■ **EXERCISE DESCRIPTION**: From the listing below, extract every line in which the word "Komponenten" appears.

-- Start of GIVEN DATA --

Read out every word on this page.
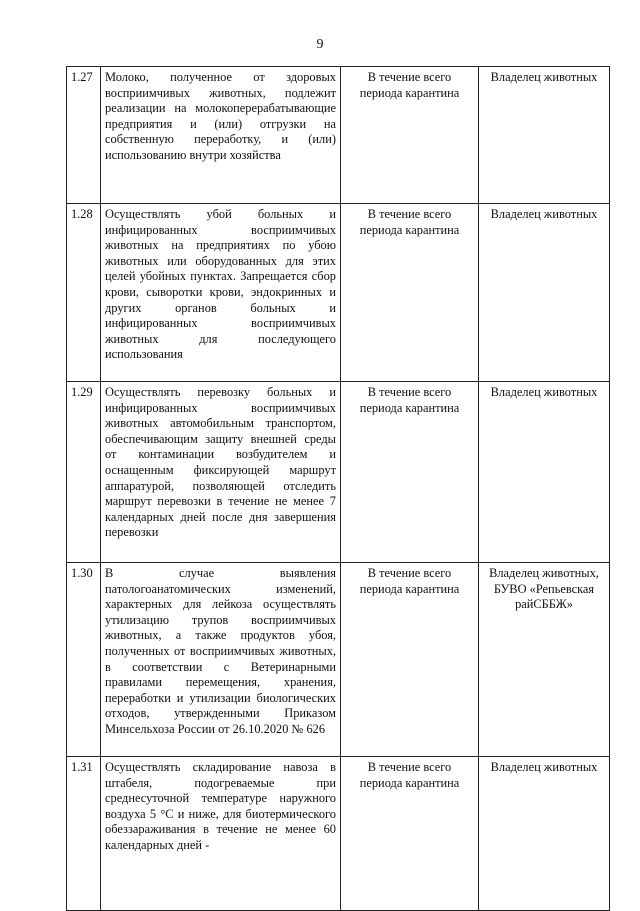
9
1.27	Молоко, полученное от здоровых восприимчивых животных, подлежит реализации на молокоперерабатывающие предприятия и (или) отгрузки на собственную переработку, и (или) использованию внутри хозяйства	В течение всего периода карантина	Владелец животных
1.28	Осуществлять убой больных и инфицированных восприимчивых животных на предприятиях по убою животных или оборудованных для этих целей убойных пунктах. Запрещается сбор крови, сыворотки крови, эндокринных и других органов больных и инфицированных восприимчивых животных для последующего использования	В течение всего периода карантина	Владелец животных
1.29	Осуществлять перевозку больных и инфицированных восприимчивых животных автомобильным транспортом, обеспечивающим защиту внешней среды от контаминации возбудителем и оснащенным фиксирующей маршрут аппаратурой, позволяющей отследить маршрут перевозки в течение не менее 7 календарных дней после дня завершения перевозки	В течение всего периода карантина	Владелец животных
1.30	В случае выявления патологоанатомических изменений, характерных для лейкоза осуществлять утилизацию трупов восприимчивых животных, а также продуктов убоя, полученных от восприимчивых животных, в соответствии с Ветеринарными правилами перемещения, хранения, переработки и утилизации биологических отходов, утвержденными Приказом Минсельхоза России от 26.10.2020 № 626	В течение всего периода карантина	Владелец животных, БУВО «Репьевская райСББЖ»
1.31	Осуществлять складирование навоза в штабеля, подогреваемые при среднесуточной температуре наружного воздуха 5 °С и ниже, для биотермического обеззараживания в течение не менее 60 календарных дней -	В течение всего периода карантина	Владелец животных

-- End of GIVEN DATA --
-- Start of GIVEN DATA --

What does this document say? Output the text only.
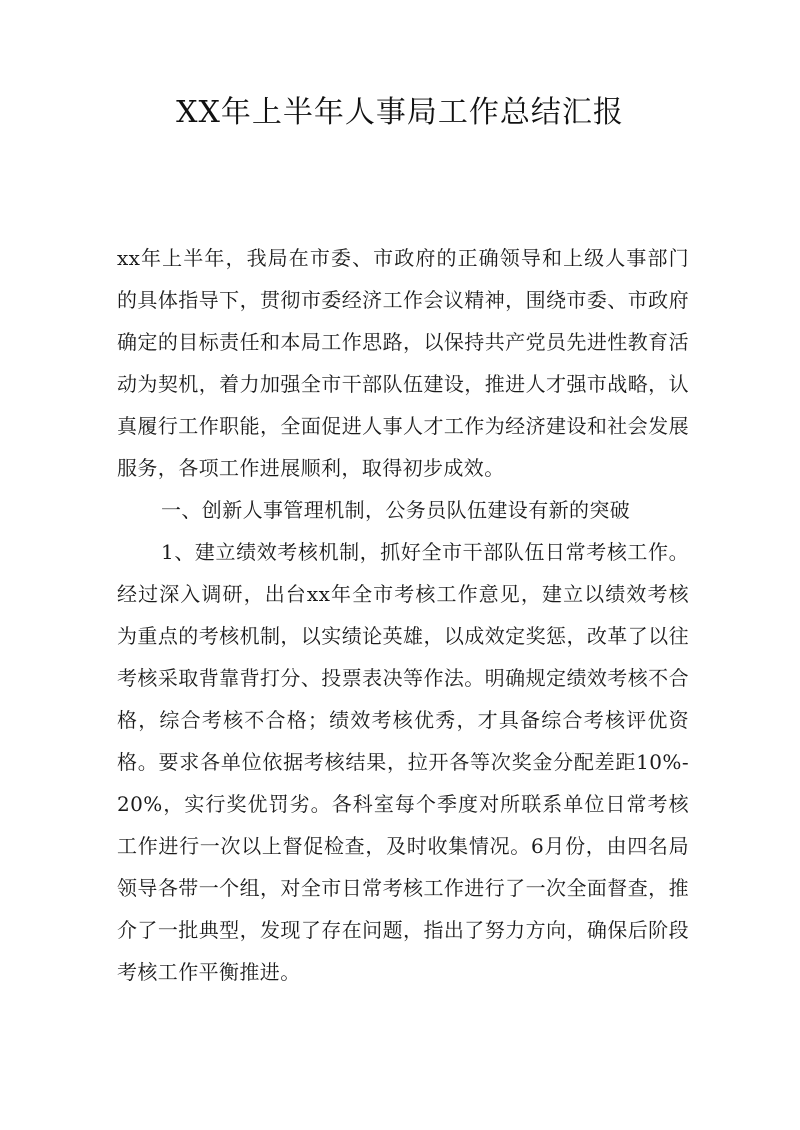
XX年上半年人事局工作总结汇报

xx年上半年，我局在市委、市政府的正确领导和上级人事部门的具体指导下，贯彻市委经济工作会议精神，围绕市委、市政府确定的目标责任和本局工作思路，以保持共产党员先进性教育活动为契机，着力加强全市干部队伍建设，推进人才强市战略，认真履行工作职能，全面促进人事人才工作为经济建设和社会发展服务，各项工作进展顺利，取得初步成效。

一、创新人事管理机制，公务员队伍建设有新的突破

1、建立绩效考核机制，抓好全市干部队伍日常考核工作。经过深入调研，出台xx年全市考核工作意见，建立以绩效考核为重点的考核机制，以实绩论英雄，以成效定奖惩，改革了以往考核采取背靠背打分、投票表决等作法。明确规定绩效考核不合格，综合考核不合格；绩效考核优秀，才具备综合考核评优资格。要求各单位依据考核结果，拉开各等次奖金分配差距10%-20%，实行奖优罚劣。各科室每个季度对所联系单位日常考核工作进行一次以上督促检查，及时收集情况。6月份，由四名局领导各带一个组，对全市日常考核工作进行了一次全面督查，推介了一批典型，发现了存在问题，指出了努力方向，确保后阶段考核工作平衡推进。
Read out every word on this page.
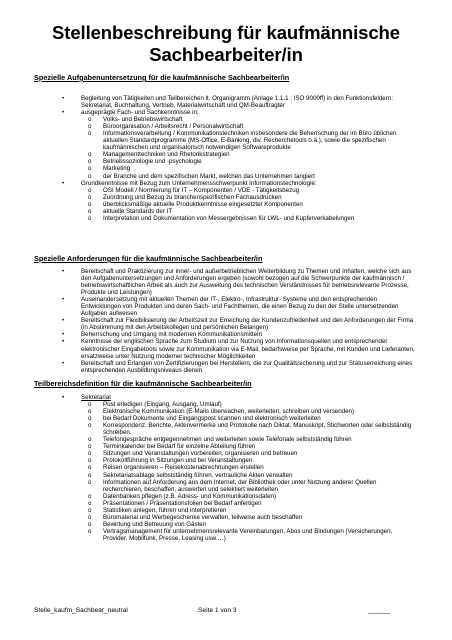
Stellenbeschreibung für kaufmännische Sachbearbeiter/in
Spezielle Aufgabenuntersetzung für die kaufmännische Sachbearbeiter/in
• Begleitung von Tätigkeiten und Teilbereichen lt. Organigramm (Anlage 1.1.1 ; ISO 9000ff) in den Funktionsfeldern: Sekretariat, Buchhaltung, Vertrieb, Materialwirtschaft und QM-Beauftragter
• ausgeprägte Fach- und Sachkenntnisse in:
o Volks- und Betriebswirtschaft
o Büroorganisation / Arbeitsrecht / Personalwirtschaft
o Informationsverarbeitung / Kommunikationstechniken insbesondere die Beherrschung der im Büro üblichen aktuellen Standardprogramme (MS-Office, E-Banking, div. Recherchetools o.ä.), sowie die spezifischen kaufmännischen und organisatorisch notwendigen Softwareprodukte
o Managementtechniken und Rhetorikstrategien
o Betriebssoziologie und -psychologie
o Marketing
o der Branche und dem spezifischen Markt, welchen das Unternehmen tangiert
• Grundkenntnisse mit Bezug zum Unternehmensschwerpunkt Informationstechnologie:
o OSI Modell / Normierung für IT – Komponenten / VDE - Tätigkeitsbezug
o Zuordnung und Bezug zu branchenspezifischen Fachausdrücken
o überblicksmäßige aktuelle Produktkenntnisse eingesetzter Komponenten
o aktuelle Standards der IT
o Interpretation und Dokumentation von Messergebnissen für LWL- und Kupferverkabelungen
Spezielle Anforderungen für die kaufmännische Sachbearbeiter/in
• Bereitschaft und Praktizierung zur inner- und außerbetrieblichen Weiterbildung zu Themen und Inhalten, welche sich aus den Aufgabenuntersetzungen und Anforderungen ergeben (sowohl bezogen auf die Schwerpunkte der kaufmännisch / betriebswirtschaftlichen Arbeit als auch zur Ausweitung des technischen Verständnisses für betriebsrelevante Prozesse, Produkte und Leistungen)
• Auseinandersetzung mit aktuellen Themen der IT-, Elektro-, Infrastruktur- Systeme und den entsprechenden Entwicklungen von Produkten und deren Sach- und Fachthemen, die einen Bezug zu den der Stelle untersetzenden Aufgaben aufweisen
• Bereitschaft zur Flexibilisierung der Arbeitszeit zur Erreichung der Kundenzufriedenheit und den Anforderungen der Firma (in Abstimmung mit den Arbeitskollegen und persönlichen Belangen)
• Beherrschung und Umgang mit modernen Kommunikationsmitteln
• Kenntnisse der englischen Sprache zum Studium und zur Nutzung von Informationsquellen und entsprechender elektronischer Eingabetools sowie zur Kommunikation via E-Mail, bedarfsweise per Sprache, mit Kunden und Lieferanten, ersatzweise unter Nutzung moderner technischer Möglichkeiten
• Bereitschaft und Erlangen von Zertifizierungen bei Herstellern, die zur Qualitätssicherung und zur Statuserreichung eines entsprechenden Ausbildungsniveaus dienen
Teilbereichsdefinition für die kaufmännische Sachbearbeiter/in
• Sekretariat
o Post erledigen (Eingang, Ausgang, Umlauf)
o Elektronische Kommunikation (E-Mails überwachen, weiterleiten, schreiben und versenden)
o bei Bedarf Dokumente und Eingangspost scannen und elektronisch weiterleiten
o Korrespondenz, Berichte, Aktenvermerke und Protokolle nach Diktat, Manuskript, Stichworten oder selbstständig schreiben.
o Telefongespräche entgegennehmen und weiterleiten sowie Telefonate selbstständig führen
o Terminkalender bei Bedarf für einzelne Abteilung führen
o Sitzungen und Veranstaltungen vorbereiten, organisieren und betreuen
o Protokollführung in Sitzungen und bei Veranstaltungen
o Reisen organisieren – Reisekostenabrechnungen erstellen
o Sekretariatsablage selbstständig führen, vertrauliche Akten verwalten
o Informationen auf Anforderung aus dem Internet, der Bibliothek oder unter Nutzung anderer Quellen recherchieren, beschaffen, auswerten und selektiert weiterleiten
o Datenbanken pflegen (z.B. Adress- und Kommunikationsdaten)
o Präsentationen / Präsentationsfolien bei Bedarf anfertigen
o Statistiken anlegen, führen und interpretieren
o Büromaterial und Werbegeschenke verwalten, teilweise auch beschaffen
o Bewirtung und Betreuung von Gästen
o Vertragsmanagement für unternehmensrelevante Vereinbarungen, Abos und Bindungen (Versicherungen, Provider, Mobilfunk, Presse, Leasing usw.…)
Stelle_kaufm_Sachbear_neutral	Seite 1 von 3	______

-- End of GIVEN DATA --

■ **THE SOLUTION**:
o OSI Modell / Normierung für IT – Komponenten / VDE - Tätigkeitsbezug
o überblicksmäßige aktuelle Produktkenntnisse eingesetzter Komponenten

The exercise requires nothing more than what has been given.